(Working data Opens)

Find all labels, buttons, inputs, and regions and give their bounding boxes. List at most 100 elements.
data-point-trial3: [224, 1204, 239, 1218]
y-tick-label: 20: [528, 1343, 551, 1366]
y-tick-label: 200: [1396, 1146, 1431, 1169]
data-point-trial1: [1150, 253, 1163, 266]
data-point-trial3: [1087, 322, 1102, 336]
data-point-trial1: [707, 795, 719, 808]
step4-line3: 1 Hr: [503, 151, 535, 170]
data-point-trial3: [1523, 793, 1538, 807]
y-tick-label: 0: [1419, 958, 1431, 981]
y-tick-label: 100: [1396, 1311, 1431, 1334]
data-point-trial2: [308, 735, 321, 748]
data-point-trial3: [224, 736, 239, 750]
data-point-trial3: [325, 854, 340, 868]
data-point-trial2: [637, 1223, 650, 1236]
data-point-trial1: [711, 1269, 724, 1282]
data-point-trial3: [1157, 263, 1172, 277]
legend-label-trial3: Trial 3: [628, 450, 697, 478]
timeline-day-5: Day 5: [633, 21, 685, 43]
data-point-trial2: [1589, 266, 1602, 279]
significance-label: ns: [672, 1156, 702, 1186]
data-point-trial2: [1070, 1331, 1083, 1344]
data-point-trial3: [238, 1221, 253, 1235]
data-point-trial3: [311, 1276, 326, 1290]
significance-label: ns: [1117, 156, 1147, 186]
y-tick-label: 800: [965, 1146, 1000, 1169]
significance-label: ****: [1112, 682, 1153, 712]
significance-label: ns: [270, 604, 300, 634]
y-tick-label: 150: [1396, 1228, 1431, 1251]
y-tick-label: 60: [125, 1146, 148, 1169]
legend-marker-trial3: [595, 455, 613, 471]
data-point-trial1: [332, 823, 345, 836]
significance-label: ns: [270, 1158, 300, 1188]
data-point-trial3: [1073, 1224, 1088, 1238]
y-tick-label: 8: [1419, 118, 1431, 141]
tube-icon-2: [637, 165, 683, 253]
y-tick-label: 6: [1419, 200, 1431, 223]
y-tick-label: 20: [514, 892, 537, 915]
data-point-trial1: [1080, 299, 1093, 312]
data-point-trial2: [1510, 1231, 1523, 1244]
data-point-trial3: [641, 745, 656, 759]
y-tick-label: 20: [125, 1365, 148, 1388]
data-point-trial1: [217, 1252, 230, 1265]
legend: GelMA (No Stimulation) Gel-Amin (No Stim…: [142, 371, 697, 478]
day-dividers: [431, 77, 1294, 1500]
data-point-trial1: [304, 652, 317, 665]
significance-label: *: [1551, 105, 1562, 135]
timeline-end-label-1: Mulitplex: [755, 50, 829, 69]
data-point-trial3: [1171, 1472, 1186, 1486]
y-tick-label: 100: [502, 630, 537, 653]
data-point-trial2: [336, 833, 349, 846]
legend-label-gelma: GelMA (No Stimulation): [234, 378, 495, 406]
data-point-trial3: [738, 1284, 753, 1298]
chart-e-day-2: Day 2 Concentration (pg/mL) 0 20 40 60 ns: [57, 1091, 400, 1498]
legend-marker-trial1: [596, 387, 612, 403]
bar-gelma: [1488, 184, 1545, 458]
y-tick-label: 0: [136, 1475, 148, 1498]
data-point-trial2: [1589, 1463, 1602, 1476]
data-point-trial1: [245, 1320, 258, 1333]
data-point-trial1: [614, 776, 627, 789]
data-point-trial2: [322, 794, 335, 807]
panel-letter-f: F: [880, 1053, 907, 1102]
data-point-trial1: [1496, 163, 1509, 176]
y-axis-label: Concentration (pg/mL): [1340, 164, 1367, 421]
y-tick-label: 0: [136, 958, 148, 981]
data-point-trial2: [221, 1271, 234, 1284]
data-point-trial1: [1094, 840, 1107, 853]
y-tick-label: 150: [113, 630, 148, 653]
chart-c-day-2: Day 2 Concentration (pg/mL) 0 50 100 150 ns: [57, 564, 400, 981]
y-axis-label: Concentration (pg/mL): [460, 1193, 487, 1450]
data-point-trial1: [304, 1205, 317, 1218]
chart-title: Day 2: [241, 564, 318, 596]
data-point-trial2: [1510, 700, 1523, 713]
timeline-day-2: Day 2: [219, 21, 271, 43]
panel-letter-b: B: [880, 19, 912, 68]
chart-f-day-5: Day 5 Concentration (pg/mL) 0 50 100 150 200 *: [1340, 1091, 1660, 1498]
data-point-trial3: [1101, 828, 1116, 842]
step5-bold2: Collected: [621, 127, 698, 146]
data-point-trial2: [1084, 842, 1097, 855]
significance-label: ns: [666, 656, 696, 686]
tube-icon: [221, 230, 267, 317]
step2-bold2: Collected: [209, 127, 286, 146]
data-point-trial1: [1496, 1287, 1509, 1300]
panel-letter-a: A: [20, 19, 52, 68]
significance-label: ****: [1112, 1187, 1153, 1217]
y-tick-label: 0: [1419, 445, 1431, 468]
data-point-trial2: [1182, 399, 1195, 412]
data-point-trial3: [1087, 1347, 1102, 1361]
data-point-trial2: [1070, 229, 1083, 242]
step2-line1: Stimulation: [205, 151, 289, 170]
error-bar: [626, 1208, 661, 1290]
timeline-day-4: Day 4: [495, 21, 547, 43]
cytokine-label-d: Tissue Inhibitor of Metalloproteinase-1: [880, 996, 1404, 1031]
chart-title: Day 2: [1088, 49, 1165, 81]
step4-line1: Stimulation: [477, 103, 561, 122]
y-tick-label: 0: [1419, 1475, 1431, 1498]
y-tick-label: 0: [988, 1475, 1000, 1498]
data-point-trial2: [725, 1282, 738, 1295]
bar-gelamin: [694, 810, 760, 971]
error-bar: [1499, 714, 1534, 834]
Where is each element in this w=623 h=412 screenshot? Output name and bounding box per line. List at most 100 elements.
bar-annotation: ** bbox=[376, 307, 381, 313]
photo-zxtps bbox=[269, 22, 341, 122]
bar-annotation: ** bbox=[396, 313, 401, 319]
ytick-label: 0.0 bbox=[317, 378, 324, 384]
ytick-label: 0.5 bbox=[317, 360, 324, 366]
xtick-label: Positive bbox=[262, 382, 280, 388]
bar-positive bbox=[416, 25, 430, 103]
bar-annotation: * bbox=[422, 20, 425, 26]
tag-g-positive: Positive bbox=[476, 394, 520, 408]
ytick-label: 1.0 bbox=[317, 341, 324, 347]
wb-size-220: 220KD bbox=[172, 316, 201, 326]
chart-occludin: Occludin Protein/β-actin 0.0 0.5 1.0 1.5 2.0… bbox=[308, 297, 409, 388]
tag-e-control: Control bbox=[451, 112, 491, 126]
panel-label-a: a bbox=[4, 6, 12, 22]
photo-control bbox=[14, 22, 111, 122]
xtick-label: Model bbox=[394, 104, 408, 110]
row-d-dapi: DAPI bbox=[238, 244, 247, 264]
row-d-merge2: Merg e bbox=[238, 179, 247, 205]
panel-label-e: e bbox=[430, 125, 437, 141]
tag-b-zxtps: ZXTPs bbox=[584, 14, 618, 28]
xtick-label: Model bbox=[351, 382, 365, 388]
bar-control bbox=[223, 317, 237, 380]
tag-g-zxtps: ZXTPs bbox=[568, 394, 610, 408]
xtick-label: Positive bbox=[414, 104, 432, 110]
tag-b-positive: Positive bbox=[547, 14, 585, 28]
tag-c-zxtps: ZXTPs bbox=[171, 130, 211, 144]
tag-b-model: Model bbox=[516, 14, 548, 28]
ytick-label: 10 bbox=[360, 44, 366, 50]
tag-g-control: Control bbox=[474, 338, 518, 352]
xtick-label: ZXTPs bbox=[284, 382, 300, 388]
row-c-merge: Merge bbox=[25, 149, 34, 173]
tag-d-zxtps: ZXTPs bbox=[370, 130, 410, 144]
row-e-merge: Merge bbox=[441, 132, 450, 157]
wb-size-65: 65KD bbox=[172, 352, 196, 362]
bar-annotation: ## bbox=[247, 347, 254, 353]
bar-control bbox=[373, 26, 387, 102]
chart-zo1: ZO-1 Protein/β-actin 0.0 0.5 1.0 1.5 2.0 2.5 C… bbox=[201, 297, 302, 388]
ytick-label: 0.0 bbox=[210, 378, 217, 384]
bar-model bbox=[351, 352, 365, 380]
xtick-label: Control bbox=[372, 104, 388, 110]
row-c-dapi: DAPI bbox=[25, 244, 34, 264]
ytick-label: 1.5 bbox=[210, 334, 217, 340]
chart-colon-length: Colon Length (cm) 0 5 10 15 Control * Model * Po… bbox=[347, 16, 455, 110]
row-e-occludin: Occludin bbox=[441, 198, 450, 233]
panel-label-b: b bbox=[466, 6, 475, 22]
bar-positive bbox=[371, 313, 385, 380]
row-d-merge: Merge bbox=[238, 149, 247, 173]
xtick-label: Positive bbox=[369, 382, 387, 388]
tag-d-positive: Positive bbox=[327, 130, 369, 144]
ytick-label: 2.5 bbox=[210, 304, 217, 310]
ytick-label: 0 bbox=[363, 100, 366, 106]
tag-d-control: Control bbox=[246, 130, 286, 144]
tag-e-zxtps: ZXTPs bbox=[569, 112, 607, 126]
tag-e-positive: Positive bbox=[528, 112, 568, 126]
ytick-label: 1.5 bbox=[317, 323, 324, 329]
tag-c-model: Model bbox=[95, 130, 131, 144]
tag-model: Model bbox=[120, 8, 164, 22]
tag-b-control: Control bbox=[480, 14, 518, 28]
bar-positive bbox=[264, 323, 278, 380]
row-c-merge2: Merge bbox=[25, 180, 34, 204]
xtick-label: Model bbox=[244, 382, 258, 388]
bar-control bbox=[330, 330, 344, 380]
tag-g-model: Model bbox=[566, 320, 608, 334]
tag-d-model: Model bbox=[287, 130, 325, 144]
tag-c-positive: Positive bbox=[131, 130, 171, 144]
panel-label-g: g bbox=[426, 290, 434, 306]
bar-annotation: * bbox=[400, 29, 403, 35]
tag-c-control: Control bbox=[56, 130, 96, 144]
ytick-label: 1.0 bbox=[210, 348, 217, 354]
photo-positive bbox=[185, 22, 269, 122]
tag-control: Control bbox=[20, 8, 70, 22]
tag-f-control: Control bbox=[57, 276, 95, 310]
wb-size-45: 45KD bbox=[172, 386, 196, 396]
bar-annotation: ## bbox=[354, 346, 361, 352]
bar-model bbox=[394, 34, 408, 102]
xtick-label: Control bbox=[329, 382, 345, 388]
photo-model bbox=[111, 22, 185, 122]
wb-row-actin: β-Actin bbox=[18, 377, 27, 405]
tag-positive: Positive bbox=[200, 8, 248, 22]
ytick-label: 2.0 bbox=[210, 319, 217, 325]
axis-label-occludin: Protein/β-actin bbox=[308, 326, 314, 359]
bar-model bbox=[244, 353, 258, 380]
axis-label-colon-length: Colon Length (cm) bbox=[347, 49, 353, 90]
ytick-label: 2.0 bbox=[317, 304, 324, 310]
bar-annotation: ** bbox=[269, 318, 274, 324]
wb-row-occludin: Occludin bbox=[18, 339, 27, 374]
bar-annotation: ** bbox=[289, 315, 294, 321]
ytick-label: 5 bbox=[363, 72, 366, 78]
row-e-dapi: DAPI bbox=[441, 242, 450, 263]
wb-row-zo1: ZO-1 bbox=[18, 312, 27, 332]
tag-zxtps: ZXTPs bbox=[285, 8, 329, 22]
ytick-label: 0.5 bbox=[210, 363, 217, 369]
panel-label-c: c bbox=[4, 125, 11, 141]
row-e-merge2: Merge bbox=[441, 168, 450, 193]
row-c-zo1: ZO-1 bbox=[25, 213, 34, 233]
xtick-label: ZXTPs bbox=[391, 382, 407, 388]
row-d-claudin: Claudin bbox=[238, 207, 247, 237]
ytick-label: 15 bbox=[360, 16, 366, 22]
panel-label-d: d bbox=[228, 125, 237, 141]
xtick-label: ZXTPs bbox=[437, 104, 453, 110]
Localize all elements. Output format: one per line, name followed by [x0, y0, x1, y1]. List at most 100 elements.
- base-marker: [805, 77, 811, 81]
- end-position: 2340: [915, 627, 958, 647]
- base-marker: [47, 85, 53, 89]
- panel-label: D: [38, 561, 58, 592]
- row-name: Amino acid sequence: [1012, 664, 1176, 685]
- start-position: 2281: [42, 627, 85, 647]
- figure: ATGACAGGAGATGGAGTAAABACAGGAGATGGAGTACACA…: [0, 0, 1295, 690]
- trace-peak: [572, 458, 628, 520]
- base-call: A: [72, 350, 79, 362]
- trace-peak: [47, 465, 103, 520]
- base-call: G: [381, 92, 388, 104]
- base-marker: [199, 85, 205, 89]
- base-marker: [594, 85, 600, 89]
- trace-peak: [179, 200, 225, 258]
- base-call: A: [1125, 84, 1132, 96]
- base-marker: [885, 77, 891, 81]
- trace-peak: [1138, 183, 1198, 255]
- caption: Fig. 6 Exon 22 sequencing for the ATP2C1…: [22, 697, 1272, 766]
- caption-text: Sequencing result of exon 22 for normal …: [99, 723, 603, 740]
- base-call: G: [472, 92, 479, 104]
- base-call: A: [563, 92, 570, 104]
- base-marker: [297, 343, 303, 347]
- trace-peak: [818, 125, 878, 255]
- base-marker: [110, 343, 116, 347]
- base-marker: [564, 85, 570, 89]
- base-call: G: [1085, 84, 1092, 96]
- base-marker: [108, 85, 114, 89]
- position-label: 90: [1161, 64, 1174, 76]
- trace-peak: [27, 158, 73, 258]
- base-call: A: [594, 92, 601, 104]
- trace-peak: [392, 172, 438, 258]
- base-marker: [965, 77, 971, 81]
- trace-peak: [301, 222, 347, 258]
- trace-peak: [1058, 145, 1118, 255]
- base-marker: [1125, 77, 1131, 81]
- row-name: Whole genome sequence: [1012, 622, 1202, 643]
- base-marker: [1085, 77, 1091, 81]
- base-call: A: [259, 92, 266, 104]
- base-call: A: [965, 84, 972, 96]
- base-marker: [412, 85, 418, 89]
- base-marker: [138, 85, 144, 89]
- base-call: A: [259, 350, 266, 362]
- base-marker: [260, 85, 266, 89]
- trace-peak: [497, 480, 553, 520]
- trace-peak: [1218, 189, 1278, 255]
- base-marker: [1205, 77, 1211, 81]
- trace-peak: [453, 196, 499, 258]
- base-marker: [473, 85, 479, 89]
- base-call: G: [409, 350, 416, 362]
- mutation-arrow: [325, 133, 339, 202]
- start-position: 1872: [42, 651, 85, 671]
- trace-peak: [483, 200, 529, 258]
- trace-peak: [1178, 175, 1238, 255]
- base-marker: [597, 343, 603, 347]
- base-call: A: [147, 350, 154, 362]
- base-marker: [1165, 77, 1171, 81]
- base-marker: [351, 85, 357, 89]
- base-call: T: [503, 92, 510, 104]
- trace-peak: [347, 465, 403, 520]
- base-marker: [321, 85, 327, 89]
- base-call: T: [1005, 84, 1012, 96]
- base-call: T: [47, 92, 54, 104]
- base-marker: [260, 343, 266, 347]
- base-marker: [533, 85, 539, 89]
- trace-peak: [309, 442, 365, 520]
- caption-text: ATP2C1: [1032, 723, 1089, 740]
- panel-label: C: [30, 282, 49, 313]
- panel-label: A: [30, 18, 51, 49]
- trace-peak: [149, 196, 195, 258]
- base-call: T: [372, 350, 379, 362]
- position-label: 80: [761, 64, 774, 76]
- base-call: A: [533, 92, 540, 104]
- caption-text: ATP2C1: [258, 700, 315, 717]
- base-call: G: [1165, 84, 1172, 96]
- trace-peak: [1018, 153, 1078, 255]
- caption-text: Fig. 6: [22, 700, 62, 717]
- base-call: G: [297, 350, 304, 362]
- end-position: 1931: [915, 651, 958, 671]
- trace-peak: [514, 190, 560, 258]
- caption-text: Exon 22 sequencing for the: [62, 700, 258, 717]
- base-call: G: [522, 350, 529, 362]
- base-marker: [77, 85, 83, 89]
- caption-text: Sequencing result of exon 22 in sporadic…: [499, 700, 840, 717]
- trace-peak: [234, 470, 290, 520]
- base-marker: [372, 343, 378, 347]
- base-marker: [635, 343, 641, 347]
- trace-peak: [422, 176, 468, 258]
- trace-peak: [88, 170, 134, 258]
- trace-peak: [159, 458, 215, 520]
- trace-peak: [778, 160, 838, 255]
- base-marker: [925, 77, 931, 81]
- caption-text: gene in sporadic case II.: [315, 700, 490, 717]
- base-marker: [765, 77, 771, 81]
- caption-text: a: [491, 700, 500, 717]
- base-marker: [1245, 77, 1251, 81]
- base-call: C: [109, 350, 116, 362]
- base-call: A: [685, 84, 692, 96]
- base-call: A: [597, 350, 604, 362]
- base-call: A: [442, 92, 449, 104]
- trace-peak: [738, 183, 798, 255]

(Working data Closes)

# [Aim of the task]
Determine how many lines of the listing hold the word "start", then write only that number.

# [Answer area]
2